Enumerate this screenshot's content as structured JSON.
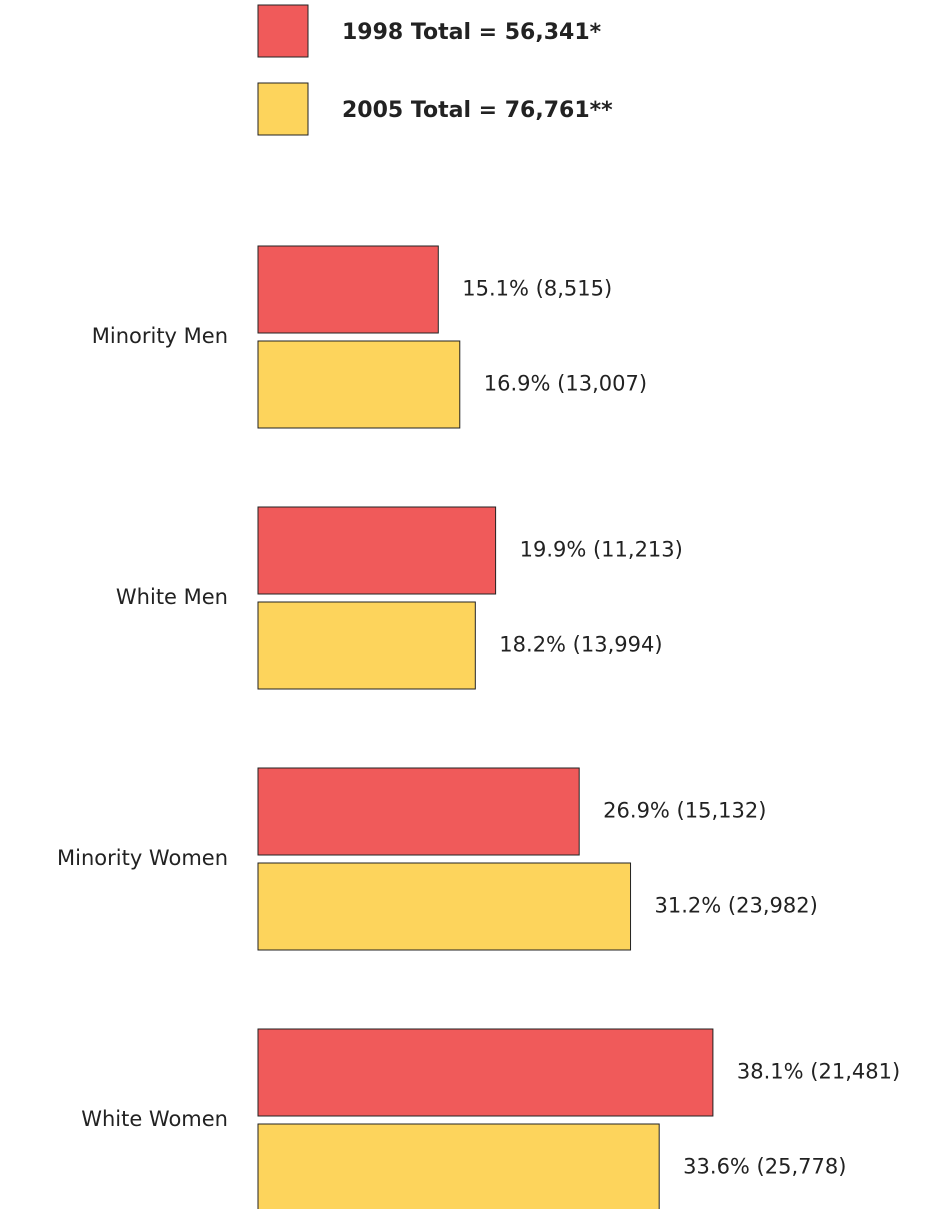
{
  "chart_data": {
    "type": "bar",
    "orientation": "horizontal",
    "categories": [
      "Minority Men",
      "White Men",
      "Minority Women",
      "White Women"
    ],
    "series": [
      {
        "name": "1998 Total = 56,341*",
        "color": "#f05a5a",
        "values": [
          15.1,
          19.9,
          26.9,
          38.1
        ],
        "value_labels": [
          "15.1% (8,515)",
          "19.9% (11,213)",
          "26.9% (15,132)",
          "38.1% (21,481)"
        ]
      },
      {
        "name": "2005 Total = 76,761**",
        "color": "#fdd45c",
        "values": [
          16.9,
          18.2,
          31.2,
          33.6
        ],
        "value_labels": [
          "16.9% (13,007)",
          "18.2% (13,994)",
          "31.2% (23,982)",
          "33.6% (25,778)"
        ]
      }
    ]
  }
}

========

§ Work to be completed:
Set every line down exactly as written, leaving each picture out.

§ Problem solution:
Enumerate this screenshot's content as structured JSON.
{
  "chart_data": {
    "type": "bar",
    "orientation": "horizontal",
    "categories": [
      "Minority Men",
      "White Men",
      "Minority Women",
      "White Women"
    ],
    "series": [
      {
        "name": "1998 Total = 56,341*",
        "color": "#f05a5a",
        "values": [
          15.1,
          19.9,
          26.9,
          38.1
        ],
        "value_labels": [
          "15.1% (8,515)",
          "19.9% (11,213)",
          "26.9% (15,132)",
          "38.1% (21,481)"
        ]
      },
      {
        "name": "2005 Total = 76,761**",
        "color": "#fdd45c",
        "values": [
          16.9,
          18.2,
          31.2,
          33.6
        ],
        "value_labels": [
          "16.9% (13,007)",
          "18.2% (13,994)",
          "31.2% (23,982)",
          "33.6% (25,778)"
        ]
      }
    ]
  }
}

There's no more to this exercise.